Job:
Omit every picture, then give all the entries again exactly.

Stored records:
________________________________________

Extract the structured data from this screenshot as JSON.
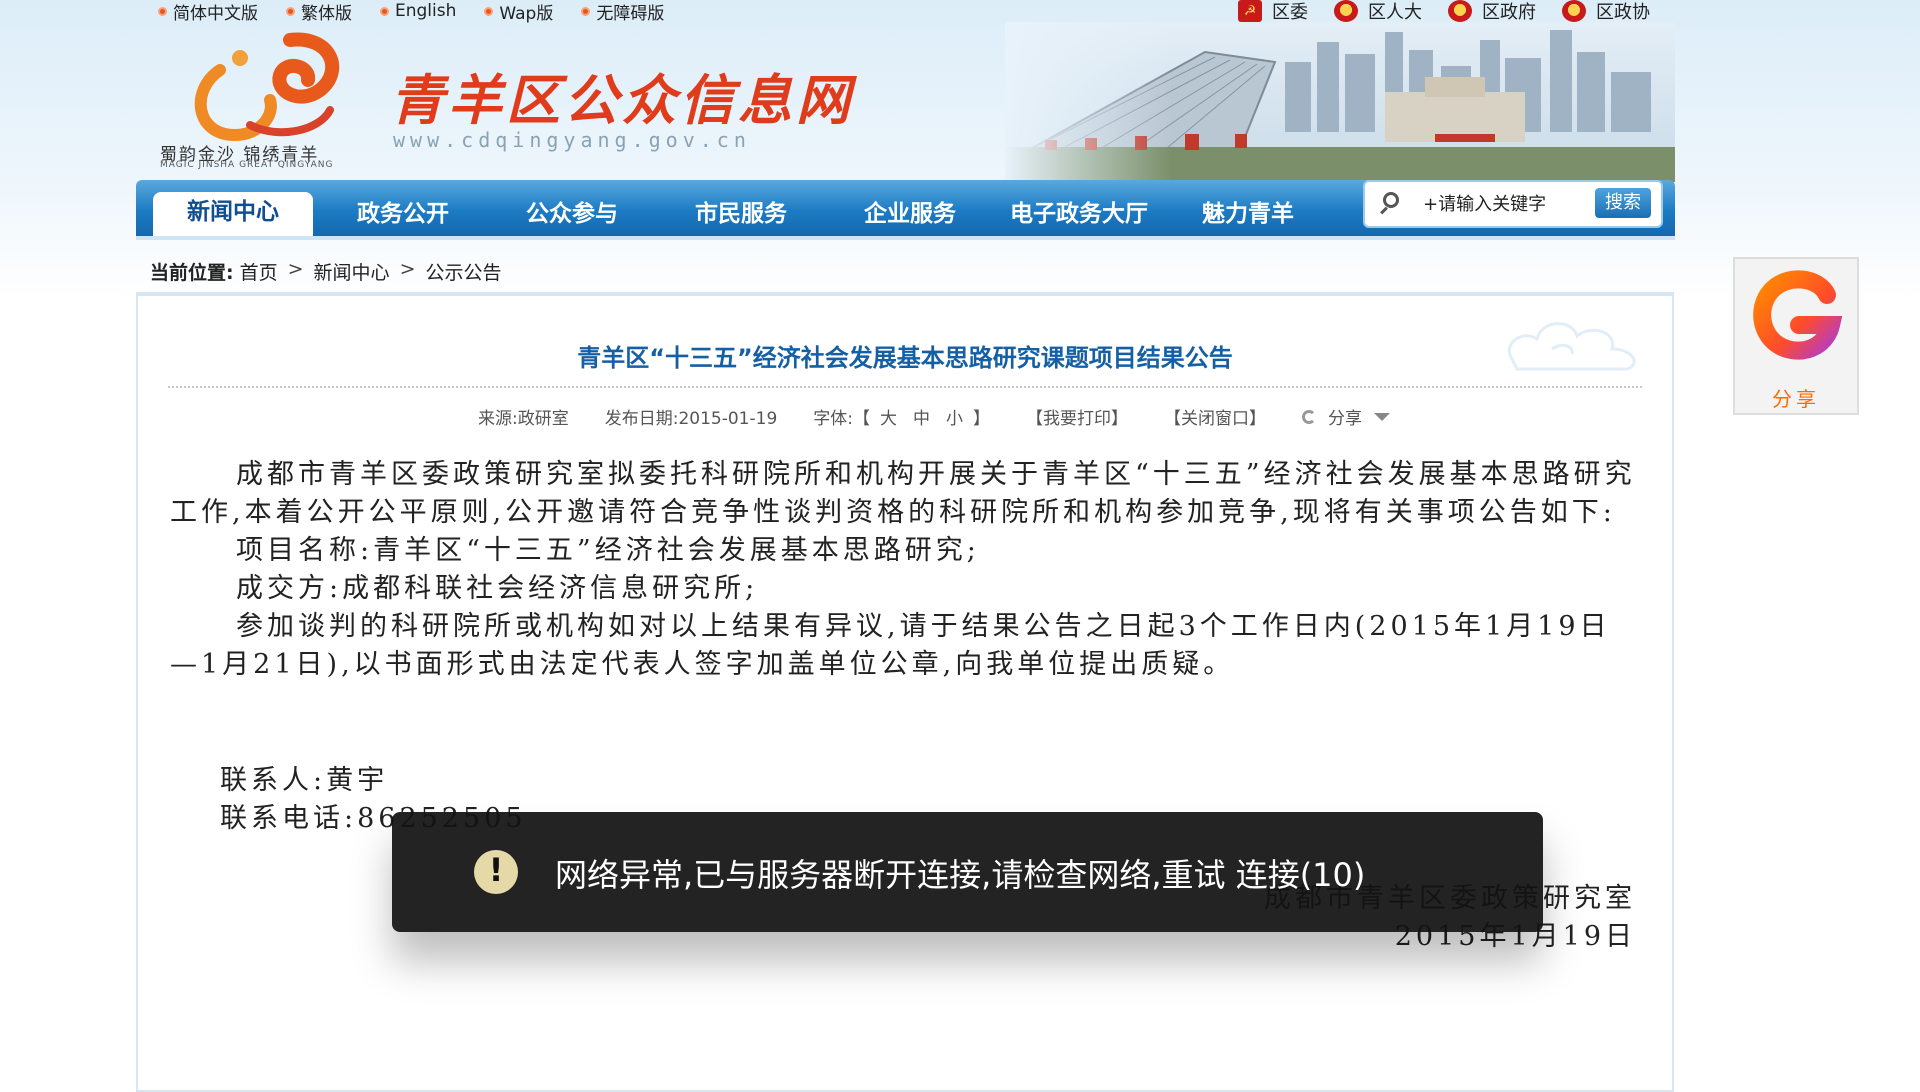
{
  "top_links": [
    "简体中文版",
    "繁体版",
    "English",
    "Wap版",
    "无障碍版"
  ],
  "org_links": [
    "区委",
    "区人大",
    "区政府",
    "区政协"
  ],
  "header": {
    "site_title": "青羊区公众信息网",
    "site_url": "www.cdqingyang.gov.cn",
    "slogan": "蜀韵金沙 锦绣青羊",
    "slogan_en": "MAGIC JINSHA GREAT QINGYANG"
  },
  "nav": {
    "items": [
      "新闻中心",
      "政务公开",
      "公众参与",
      "市民服务",
      "企业服务",
      "电子政务大厅",
      "魅力青羊"
    ],
    "active_index": 0
  },
  "search": {
    "placeholder": "+请输入关键字",
    "button": "搜索"
  },
  "breadcrumb": {
    "label": "当前位置:",
    "items": [
      "首页",
      "新闻中心",
      "公示公告"
    ]
  },
  "article": {
    "title": "青羊区“十三五”经济社会发展基本思路研究课题项目结果公告",
    "meta": {
      "source": "来源:政研室",
      "date": "发布日期:2015-01-19",
      "font_label": "字体:【",
      "font_large": "大",
      "font_medium": "中",
      "font_small": "小",
      "font_end": "】",
      "print": "【我要打印】",
      "close": "【关闭窗口】",
      "share": "分享"
    },
    "paragraphs": [
      "成都市青羊区委政策研究室拟委托科研院所和机构开展关于青羊区“十三五”经济社会发展基本思路研究工作,本着公开公平原则,公开邀请符合竞争性谈判资格的科研院所和机构参加竞争,现将有关事项公告如下:",
      "项目名称:青羊区“十三五”经济社会发展基本思路研究;",
      "成交方:成都科联社会经济信息研究所;",
      "参加谈判的科研院所或机构如对以上结果有异议,请于结果公告之日起3个工作日内(2015年1月19日—1月21日),以书面形式由法定代表人签字加盖单位公章,向我单位提出质疑。"
    ],
    "contact_person": "联系人:黄宇",
    "contact_phone": "联系电话:86252505",
    "signature_org": "成都市青羊区委政策研究室",
    "signature_date": "2015年1月19日"
  },
  "float_share": {
    "label": "分享"
  },
  "toast": {
    "message": "网络异常,已与服务器断开连接,请检查网络,重试 连接(10)",
    "icon": "warning-icon"
  },
  "colors": {
    "nav_blue": "#1c7bc4",
    "title_blue": "#1560a5",
    "brand_red": "#e03c1c",
    "share_orange": "#ff6a00"
  }
}
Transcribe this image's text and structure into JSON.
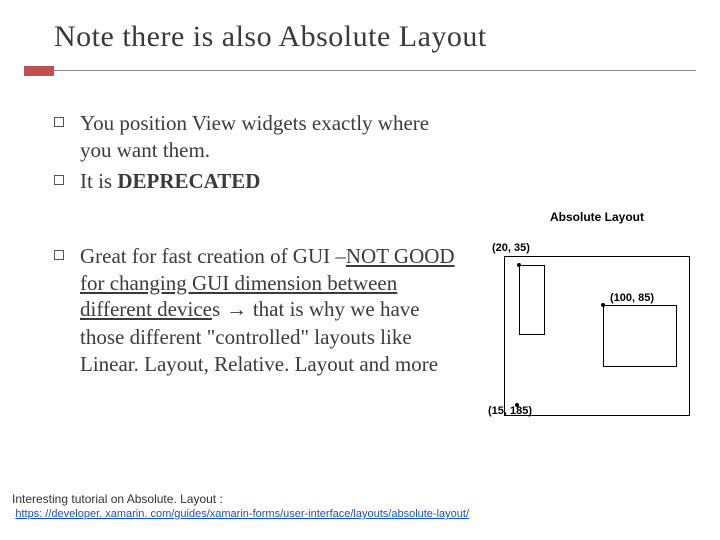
{
  "title": "Note there is also Absolute Layout",
  "bullets": {
    "b1": "You position View widgets exactly where you want them.",
    "b2_pre": "It is ",
    "b2_bold": "DEPRECATED",
    "b3_pre": "Great for fast creation of GUI –",
    "b3_under": "NOT GOOD for changing GUI dimension between different device",
    "b3_post_s": "s",
    "b3_arrow": " → ",
    "b3_rest": "that is why we have those different \"controlled\" layouts like Linear. Layout, Relative. Layout and more"
  },
  "diagram": {
    "title": "Absolute Layout",
    "coord1": "(20, 35)",
    "coord2": "(100, 85)",
    "coord3": "(15, 185)"
  },
  "footer": {
    "text": "Interesting tutorial on Absolute. Layout :",
    "link": "https: //developer. xamarin. com/guides/xamarin-forms/user-interface/layouts/absolute-layout/"
  }
}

________________________________________

Result:
Extract the structured data from this screenshot as JSON.
{
  "top_links": [
    "简体中文版",
    "繁体版",
    "English",
    "Wap版",
    "无障碍版"
  ],
  "org_links": [
    "区委",
    "区人大",
    "区政府",
    "区政协"
  ],
  "header": {
    "site_title": "青羊区公众信息网",
    "site_url": "www.cdqingyang.gov.cn",
    "slogan": "蜀韵金沙 锦绣青羊",
    "slogan_en": "MAGIC JINSHA GREAT QINGYANG"
  },
  "nav": {
    "items": [
      "新闻中心",
      "政务公开",
      "公众参与",
      "市民服务",
      "企业服务",
      "电子政务大厅",
      "魅力青羊"
    ],
    "active_index": 0
  },
  "search": {
    "placeholder": "+请输入关键字",
    "button": "搜索"
  },
  "breadcrumb": {
    "label": "当前位置:",
    "items": [
      "首页",
      "新闻中心",
      "公示公告"
    ]
  },
  "article": {
    "title": "青羊区“十三五”经济社会发展基本思路研究课题项目结果公告",
    "meta": {
      "source": "来源:政研室",
      "date": "发布日期:2015-01-19",
      "font_label": "字体:【",
      "font_large": "大",
      "font_medium": "中",
      "font_small": "小",
      "font_end": "】",
      "print": "【我要打印】",
      "close": "【关闭窗口】",
      "share": "分享"
    },
    "paragraphs": [
      "成都市青羊区委政策研究室拟委托科研院所和机构开展关于青羊区“十三五”经济社会发展基本思路研究工作,本着公开公平原则,公开邀请符合竞争性谈判资格的科研院所和机构参加竞争,现将有关事项公告如下:",
      "项目名称:青羊区“十三五”经济社会发展基本思路研究;",
      "成交方:成都科联社会经济信息研究所;",
      "参加谈判的科研院所或机构如对以上结果有异议,请于结果公告之日起3个工作日内(2015年1月19日—1月21日),以书面形式由法定代表人签字加盖单位公章,向我单位提出质疑。"
    ],
    "contact_person": "联系人:黄宇",
    "contact_phone": "联系电话:86252505",
    "signature_org": "成都市青羊区委政策研究室",
    "signature_date": "2015年1月19日"
  },
  "float_share": {
    "label": "分享"
  },
  "toast": {
    "message": "网络异常,已与服务器断开连接,请检查网络,重试 连接(10)",
    "icon": "warning-icon"
  },
  "colors": {
    "nav_blue": "#1c7bc4",
    "title_blue": "#1560a5",
    "brand_red": "#e03c1c",
    "share_orange": "#ff6a00"
  }
}
Transcribe this image's text and structure into JSON.
{
  "title": "Note there is also Absolute Layout",
  "bullets": {
    "b1": "You position View widgets exactly where you want them.",
    "b2_pre": "It is ",
    "b2_bold": "DEPRECATED",
    "b3_pre": "Great for fast creation of GUI –",
    "b3_under": "NOT GOOD for changing GUI dimension between different device",
    "b3_post_s": "s",
    "b3_arrow": " → ",
    "b3_rest": "that is why we have those different \"controlled\" layouts like Linear. Layout, Relative. Layout and more"
  },
  "diagram": {
    "title": "Absolute Layout",
    "coord1": "(20, 35)",
    "coord2": "(100, 85)",
    "coord3": "(15, 185)"
  },
  "footer": {
    "text": "Interesting tutorial on Absolute. Layout :",
    "link": "https: //developer. xamarin. com/guides/xamarin-forms/user-interface/layouts/absolute-layout/"
  }
}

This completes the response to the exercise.